WHAT TO PRODUCE | Locate all lines with the word "통과하는" and copy them out.

DATA SECTION |
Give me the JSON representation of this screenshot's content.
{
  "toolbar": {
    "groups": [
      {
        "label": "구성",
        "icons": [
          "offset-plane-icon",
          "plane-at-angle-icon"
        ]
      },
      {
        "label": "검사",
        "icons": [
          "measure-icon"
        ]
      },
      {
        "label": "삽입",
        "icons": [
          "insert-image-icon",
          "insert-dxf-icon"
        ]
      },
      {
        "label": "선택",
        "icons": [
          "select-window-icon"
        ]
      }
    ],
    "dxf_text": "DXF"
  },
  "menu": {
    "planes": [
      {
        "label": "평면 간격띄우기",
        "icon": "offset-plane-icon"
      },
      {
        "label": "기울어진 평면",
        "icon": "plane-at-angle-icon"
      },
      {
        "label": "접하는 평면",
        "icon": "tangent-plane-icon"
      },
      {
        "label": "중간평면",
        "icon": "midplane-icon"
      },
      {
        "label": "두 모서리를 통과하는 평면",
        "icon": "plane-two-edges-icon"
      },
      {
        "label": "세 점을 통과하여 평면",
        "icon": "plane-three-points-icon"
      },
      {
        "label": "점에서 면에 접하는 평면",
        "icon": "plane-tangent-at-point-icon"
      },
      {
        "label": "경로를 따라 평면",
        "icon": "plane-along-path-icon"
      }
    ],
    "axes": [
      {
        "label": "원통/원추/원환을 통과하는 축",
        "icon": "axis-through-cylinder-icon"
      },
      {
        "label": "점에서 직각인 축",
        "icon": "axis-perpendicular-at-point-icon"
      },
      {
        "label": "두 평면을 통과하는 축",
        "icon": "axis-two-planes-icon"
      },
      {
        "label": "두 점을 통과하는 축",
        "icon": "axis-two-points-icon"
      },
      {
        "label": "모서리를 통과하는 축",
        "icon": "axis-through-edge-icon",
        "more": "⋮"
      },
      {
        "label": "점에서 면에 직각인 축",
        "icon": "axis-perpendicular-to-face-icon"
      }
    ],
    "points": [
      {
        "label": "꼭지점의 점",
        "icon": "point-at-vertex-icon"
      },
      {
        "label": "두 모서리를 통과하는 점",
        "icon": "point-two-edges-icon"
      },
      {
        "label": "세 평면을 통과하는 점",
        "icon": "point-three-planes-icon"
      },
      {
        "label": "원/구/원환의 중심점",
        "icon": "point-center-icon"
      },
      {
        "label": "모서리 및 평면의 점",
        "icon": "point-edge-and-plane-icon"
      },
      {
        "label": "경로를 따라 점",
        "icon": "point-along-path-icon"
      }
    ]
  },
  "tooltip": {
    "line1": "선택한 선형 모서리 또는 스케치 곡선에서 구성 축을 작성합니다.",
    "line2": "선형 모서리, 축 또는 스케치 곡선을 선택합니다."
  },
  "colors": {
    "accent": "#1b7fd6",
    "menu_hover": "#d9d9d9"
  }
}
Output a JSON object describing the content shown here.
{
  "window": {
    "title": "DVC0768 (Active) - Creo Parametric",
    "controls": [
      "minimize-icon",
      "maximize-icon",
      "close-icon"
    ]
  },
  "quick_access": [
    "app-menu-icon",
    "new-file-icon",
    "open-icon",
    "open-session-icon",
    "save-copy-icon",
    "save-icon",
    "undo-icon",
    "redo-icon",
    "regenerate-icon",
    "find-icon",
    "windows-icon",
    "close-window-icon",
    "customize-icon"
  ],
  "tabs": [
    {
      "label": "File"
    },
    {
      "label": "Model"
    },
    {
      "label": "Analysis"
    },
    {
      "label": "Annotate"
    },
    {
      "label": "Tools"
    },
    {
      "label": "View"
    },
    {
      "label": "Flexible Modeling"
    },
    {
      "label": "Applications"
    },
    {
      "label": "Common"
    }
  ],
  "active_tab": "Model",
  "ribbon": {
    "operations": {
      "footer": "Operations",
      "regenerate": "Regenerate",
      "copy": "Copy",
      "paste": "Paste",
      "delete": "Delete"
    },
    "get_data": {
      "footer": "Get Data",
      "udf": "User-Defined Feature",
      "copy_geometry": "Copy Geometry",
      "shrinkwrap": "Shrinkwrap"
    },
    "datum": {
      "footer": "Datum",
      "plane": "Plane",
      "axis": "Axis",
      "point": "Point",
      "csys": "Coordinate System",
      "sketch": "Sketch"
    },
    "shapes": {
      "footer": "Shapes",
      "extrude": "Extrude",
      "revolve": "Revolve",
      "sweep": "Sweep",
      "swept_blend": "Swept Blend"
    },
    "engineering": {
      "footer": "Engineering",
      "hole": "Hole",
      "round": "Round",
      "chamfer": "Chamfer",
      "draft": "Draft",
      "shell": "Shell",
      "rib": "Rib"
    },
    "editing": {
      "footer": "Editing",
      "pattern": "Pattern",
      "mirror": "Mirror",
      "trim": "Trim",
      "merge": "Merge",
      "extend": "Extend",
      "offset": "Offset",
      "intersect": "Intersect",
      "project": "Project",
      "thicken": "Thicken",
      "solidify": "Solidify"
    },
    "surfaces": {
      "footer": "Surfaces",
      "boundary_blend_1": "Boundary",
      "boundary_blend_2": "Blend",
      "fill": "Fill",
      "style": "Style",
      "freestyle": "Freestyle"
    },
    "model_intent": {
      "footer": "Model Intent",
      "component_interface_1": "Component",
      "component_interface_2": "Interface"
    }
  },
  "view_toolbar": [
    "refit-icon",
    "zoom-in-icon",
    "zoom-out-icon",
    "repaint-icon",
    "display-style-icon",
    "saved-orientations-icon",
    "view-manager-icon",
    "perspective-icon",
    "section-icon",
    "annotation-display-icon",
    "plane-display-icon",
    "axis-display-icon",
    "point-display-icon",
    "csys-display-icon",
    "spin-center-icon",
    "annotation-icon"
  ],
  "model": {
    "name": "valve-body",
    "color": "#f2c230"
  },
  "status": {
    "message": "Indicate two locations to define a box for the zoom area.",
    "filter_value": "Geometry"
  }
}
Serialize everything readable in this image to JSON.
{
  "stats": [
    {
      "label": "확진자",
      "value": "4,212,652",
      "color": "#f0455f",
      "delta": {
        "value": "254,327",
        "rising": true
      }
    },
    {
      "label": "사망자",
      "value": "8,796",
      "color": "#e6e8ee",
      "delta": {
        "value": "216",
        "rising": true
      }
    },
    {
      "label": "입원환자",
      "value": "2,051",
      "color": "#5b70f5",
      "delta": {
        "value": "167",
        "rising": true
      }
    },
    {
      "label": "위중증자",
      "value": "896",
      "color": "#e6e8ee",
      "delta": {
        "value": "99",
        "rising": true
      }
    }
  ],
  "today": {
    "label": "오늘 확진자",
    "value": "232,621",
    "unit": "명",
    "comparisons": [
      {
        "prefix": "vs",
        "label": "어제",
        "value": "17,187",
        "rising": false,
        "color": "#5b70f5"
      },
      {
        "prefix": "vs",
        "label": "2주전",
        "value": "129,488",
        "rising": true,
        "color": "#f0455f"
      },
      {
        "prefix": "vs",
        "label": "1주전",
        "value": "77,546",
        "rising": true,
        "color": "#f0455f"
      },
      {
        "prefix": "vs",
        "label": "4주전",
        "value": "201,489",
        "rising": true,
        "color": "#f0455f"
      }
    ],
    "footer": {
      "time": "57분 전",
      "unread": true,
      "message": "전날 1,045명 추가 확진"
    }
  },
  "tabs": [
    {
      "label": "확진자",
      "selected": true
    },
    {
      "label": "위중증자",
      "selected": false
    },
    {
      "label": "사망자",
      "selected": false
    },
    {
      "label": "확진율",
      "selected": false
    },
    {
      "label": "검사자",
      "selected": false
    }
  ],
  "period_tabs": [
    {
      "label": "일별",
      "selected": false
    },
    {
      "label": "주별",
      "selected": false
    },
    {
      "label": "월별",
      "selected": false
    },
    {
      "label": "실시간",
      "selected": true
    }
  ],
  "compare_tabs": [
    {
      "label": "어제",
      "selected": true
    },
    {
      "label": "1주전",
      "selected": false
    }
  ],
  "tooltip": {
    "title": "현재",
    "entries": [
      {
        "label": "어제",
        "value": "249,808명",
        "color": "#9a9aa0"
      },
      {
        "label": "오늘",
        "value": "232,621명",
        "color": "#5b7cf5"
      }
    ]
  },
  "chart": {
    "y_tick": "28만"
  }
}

CORRECT RESULT |
        "label": "두 모서리를 통과하는 평면",
        "label": "원통/원추/원환을 통과하는 축",
        "label": "두 평면을 통과하는 축",
        "label": "두 점을 통과하는 축",
        "label": "모서리를 통과하는 축",
        "label": "두 모서리를 통과하는 점",
        "label": "세 평면을 통과하는 점",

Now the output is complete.